● **Brief**:
Could you write out the records below exactly as they appear, leaving out any pictures?

● **Entries shown**:
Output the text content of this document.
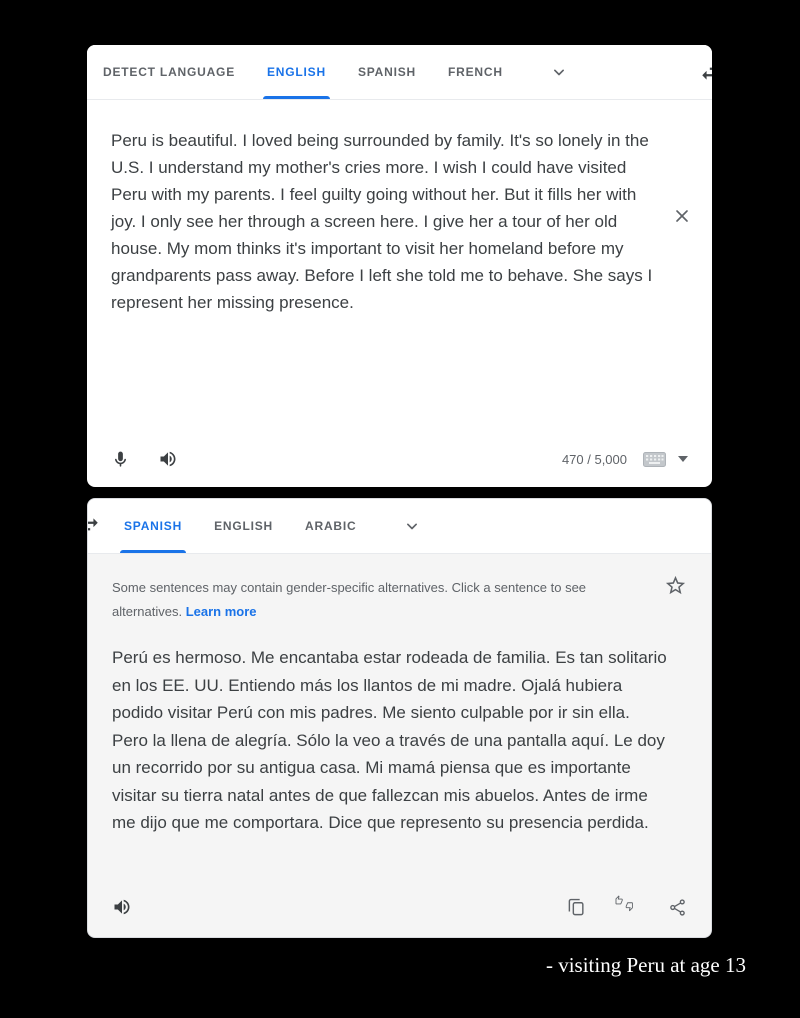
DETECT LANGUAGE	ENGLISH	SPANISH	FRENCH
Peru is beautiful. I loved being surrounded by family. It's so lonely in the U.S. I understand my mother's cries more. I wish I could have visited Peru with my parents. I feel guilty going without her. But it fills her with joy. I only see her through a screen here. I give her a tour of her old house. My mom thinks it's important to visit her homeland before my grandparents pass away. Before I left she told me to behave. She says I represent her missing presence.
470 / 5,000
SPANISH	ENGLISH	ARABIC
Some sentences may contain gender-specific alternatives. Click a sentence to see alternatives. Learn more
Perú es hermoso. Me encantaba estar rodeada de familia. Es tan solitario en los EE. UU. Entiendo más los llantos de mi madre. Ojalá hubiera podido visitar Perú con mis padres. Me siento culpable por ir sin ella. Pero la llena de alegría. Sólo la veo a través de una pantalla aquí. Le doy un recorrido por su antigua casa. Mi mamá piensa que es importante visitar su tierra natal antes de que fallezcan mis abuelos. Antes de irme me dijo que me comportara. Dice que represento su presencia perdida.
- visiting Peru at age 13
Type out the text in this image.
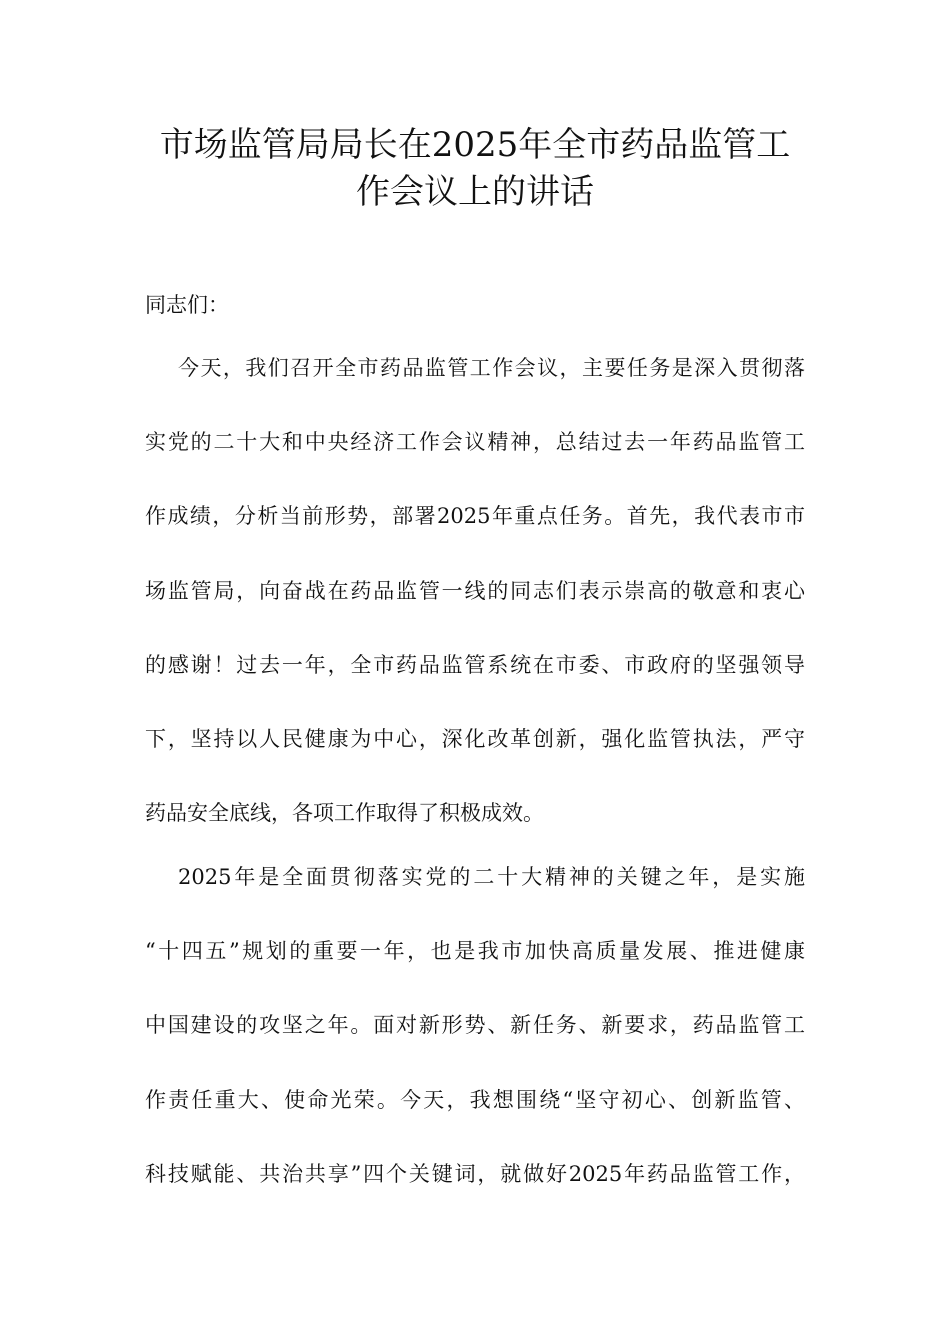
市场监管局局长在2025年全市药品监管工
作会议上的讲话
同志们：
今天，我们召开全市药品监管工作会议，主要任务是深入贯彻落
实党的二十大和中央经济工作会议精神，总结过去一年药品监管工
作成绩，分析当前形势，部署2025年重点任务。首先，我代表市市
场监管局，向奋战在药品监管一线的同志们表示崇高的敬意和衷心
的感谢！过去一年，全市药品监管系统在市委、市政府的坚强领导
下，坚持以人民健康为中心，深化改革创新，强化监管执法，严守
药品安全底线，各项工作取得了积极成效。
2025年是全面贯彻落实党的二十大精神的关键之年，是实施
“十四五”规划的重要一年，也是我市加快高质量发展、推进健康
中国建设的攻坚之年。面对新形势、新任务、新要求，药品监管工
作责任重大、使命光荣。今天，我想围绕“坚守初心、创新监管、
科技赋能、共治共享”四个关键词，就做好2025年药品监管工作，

● **Output of the exercise**:
Output the text content of this document.
DETECT LANGUAGE	ENGLISH	SPANISH	FRENCH
Peru is beautiful. I loved being surrounded by family. It's so lonely in the U.S. I understand my mother's cries more. I wish I could have visited Peru with my parents. I feel guilty going without her. But it fills her with joy. I only see her through a screen here. I give her a tour of her old house. My mom thinks it's important to visit her homeland before my grandparents pass away. Before I left she told me to behave. She says I represent her missing presence.
470 / 5,000
SPANISH	ENGLISH	ARABIC
Some sentences may contain gender-specific alternatives. Click a sentence to see alternatives. Learn more
Perú es hermoso. Me encantaba estar rodeada de familia. Es tan solitario en los EE. UU. Entiendo más los llantos de mi madre. Ojalá hubiera podido visitar Perú con mis padres. Me siento culpable por ir sin ella. Pero la llena de alegría. Sólo la veo a través de una pantalla aquí. Le doy un recorrido por su antigua casa. Mi mamá piensa que es importante visitar su tierra natal antes de que fallezcan mis abuelos. Antes de irme me dijo que me comportara. Dice que represento su presencia perdida.
- visiting Peru at age 13
Type out the text in this image.
市场监管局局长在2025年全市药品监管工
作会议上的讲话
同志们：
今天，我们召开全市药品监管工作会议，主要任务是深入贯彻落
实党的二十大和中央经济工作会议精神，总结过去一年药品监管工
作成绩，分析当前形势，部署2025年重点任务。首先，我代表市市
场监管局，向奋战在药品监管一线的同志们表示崇高的敬意和衷心
的感谢！过去一年，全市药品监管系统在市委、市政府的坚强领导
下，坚持以人民健康为中心，深化改革创新，强化监管执法，严守
药品安全底线，各项工作取得了积极成效。
2025年是全面贯彻落实党的二十大精神的关键之年，是实施
“十四五”规划的重要一年，也是我市加快高质量发展、推进健康
中国建设的攻坚之年。面对新形势、新任务、新要求，药品监管工
作责任重大、使命光荣。今天，我想围绕“坚守初心、创新监管、
科技赋能、共治共享”四个关键词，就做好2025年药品监管工作，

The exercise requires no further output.